** Start of RECORD EXTRACTS **
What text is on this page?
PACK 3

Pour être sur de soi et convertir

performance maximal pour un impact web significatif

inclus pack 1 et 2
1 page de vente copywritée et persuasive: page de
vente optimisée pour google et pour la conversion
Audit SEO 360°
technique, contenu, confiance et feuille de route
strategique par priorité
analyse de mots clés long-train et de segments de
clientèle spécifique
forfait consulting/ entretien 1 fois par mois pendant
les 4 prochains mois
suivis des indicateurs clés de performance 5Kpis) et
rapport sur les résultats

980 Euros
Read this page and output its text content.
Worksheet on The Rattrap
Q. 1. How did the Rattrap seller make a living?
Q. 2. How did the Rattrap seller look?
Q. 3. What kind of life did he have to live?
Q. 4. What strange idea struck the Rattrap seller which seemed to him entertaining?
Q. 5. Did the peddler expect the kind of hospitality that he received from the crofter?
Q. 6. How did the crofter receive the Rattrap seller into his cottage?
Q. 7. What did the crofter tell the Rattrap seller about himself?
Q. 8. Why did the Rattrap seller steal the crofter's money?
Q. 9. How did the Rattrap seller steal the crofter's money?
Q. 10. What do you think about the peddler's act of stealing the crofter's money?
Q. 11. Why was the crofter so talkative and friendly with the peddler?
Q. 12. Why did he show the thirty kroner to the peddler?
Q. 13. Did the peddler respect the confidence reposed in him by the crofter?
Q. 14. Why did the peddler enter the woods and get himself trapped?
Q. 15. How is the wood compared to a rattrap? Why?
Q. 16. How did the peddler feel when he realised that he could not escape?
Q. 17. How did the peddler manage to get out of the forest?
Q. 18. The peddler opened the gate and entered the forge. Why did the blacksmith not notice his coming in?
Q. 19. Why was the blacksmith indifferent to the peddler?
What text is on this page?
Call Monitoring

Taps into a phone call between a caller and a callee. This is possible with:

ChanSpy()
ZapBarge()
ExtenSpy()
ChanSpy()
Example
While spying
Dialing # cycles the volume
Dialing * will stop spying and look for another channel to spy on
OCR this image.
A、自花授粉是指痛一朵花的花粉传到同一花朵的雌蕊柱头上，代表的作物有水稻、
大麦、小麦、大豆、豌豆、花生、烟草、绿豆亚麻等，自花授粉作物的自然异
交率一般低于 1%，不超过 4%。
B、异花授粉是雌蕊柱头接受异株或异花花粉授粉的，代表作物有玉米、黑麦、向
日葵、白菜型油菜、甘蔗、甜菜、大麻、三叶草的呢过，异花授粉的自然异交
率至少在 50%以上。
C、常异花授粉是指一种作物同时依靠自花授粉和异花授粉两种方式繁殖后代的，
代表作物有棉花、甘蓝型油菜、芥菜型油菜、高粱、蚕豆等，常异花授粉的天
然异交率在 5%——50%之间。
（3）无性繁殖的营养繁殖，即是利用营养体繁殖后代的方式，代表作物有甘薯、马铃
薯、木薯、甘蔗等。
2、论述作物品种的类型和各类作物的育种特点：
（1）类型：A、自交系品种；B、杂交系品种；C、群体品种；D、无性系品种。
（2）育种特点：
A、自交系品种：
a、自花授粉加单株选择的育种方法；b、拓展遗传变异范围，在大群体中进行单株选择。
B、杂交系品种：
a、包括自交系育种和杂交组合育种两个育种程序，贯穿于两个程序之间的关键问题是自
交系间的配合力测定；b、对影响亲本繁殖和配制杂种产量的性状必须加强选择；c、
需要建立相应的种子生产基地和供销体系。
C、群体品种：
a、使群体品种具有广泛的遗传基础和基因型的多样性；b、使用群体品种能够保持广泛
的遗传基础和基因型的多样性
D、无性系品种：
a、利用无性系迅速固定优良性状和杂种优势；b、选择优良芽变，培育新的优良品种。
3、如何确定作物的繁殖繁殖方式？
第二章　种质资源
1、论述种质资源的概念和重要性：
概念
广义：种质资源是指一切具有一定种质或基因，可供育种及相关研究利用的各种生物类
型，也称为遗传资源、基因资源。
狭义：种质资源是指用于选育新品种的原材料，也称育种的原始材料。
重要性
** End of RECORD EXTRACTS **
__AIM OF THE EXERCISE__: Reproduce the listing above word for word.

__CORRECT OUTPUT__:
What text is on this page?
PACK 3

Pour être sur de soi et convertir

performance maximal pour un impact web significatif

inclus pack 1 et 2
1 page de vente copywritée et persuasive: page de
vente optimisée pour google et pour la conversion
Audit SEO 360°
technique, contenu, confiance et feuille de route
strategique par priorité
analyse de mots clés long-train et de segments de
clientèle spécifique
forfait consulting/ entretien 1 fois par mois pendant
les 4 prochains mois
suivis des indicateurs clés de performance 5Kpis) et
rapport sur les résultats

980 Euros
Read this page and output its text content.
Worksheet on The Rattrap
Q. 1. How did the Rattrap seller make a living?
Q. 2. How did the Rattrap seller look?
Q. 3. What kind of life did he have to live?
Q. 4. What strange idea struck the Rattrap seller which seemed to him entertaining?
Q. 5. Did the peddler expect the kind of hospitality that he received from the crofter?
Q. 6. How did the crofter receive the Rattrap seller into his cottage?
Q. 7. What did the crofter tell the Rattrap seller about himself?
Q. 8. Why did the Rattrap seller steal the crofter's money?
Q. 9. How did the Rattrap seller steal the crofter's money?
Q. 10. What do you think about the peddler's act of stealing the crofter's money?
Q. 11. Why was the crofter so talkative and friendly with the peddler?
Q. 12. Why did he show the thirty kroner to the peddler?
Q. 13. Did the peddler respect the confidence reposed in him by the crofter?
Q. 14. Why did the peddler enter the woods and get himself trapped?
Q. 15. How is the wood compared to a rattrap? Why?
Q. 16. How did the peddler feel when he realised that he could not escape?
Q. 17. How did the peddler manage to get out of the forest?
Q. 18. The peddler opened the gate and entered the forge. Why did the blacksmith not notice his coming in?
Q. 19. Why was the blacksmith indifferent to the peddler?
What text is on this page?
Call Monitoring

Taps into a phone call between a caller and a callee. This is possible with:

ChanSpy()
ZapBarge()
ExtenSpy()
ChanSpy()
Example
While spying
Dialing # cycles the volume
Dialing * will stop spying and look for another channel to spy on
OCR this image.
A、自花授粉是指痛一朵花的花粉传到同一花朵的雌蕊柱头上，代表的作物有水稻、
大麦、小麦、大豆、豌豆、花生、烟草、绿豆亚麻等，自花授粉作物的自然异
交率一般低于 1%，不超过 4%。
B、异花授粉是雌蕊柱头接受异株或异花花粉授粉的，代表作物有玉米、黑麦、向
日葵、白菜型油菜、甘蔗、甜菜、大麻、三叶草的呢过，异花授粉的自然异交
率至少在 50%以上。
C、常异花授粉是指一种作物同时依靠自花授粉和异花授粉两种方式繁殖后代的，
代表作物有棉花、甘蓝型油菜、芥菜型油菜、高粱、蚕豆等，常异花授粉的天
然异交率在 5%——50%之间。
（3）无性繁殖的营养繁殖，即是利用营养体繁殖后代的方式，代表作物有甘薯、马铃
薯、木薯、甘蔗等。
2、论述作物品种的类型和各类作物的育种特点：
（1）类型：A、自交系品种；B、杂交系品种；C、群体品种；D、无性系品种。
（2）育种特点：
A、自交系品种：
a、自花授粉加单株选择的育种方法；b、拓展遗传变异范围，在大群体中进行单株选择。
B、杂交系品种：
a、包括自交系育种和杂交组合育种两个育种程序，贯穿于两个程序之间的关键问题是自
交系间的配合力测定；b、对影响亲本繁殖和配制杂种产量的性状必须加强选择；c、
需要建立相应的种子生产基地和供销体系。
C、群体品种：
a、使群体品种具有广泛的遗传基础和基因型的多样性；b、使用群体品种能够保持广泛
的遗传基础和基因型的多样性
D、无性系品种：
a、利用无性系迅速固定优良性状和杂种优势；b、选择优良芽变，培育新的优良品种。
3、如何确定作物的繁殖繁殖方式？
第二章　种质资源
1、论述种质资源的概念和重要性：
概念
广义：种质资源是指一切具有一定种质或基因，可供育种及相关研究利用的各种生物类
型，也称为遗传资源、基因资源。
狭义：种质资源是指用于选育新品种的原材料，也称育种的原始材料。
重要性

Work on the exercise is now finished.